# Spinergy Wheels for an 08 Madone



## 08Madone5.2 (Dec 25, 2007)

I was contemplating upgrading my stock Bontrager Race Lites for Spinergy Stealth PBO wheels.
Any thoughts? Anyone have experience with them? Let me know. Thanks.


----------



## jsedlak (Jun 17, 2008)

I am jealous already.


----------



## Float (May 27, 2005)

*XAero Lite*

I ride these on a 16.5 EOM bike.

http://www.spinergy.com/bicycle/xaerolite.html


----------



## 08Madone5.2 (Dec 25, 2007)

Float said:


> I ride these on a 16.5 EOM bike.
> 
> http://www.spinergy.com/bicycle/xaerolite.html


Can you give me riding impressions? Actually looking for feedback on the Stealth PBOs.


----------



## Float (May 27, 2005)

*Rim Depth*



08Madone5.2 said:


> Actually looking for feedback on the Stealth PBOs.


Since you are inquiring about the Stealths I kept it simple.

My previous wheelset was Dura Ace Tubeless - a much better all around wheelset but the Spinergy's are great eye candy and decent set of wheels to boot.

My first impression after I switched wheels is that the PBO's work. They have a bit of vertical compliance (way over used term) yet are snappy on acceleration.

The downside to these wheels and the Stealths is the spoke size, they aren't as big as Mavic's R-Sys but they are big. I imagine in wind tunnel testing these would be higher up the drag spectrum.

If your looking for a wheelset to set your bike apart for others - There are other choices, but I like mine  I added the two red spokes ripping off the Ksyrium SL look.
----------------------------------------
> _WORK REQUIRED_: Please continue the forum thread about Spinergy wheels for a Madone from where it stops. The entries after this are not needed.

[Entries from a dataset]
----------------------------------------
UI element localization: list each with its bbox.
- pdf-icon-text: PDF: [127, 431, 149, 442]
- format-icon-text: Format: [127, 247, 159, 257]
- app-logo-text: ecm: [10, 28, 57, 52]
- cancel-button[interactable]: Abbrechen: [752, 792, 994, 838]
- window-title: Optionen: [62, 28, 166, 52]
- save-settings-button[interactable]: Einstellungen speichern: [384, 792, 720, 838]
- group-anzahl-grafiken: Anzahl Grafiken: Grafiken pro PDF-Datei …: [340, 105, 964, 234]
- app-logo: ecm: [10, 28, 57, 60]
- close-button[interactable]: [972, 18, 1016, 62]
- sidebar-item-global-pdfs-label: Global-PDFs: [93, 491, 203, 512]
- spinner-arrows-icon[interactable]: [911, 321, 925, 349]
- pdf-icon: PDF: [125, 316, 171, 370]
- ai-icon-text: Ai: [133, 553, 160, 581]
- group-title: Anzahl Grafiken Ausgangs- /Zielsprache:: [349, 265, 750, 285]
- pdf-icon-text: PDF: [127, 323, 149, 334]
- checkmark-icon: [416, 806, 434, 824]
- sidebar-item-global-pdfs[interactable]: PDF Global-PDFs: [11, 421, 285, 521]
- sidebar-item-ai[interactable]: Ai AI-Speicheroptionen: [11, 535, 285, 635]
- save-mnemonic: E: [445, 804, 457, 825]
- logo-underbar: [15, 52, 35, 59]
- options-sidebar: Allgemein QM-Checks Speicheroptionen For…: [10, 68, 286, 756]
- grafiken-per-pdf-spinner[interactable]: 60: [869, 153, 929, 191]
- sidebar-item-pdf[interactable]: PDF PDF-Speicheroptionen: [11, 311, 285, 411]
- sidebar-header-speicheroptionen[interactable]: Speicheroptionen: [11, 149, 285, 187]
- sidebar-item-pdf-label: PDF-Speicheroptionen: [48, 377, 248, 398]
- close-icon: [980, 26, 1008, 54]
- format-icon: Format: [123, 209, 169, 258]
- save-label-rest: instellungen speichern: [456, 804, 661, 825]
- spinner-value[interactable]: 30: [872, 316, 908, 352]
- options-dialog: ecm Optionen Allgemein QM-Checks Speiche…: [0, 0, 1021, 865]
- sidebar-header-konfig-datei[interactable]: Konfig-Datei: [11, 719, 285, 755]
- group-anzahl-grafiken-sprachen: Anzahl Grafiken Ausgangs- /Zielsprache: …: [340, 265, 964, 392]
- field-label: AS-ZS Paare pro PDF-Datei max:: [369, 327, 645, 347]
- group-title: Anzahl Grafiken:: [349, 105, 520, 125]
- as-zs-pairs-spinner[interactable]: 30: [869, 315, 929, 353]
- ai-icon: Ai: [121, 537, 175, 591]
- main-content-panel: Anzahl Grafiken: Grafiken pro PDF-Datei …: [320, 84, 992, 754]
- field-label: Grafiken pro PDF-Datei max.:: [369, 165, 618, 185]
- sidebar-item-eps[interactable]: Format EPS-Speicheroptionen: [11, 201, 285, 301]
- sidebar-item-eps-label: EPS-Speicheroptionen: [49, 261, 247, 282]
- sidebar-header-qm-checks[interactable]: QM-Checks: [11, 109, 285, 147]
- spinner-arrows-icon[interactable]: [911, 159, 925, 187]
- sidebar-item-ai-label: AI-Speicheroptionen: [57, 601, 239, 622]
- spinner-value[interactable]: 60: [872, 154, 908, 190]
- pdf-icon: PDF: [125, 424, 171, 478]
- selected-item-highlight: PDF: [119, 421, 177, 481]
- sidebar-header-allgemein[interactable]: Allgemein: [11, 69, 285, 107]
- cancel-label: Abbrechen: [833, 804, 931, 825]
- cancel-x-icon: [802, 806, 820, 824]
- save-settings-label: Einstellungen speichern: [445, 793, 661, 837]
----------------------------------------
> _THE ANSWER_:
What other wheels are you looking at?


----------



## 08Madone5.2 (Dec 25, 2007)

Float said:


> Since you are inquiring about the Stealths I kept it simple.
> 
> My previous wheelset was Dura Ace Tubeless - a much better all around wheelset but the Spinergy's are great eye candy and decent set of wheels to boot.
> 
> ...


Its not about the bling or eye candy. Id like a lighter wheelset that at the same time spins better, has compliance yet is stiff as well. I've also looked at the Ksyrium SLs.
Id like a clincher with some carbon if possible at a given price point without going crazy for a $2000 set of wheels.


----------



## jsedlak (Jun 17, 2008)

Just inquiring for the fun of it, but what would be the best carbon wheels?


----------



## jhamlin38 (Oct 29, 2005)

for lighter stiffer wheels, ksyrium es are awesome. but even better are handbuilts using nobium rims, white hubs, and sapim spokes. 1400g for 500 dollars and unbeatable.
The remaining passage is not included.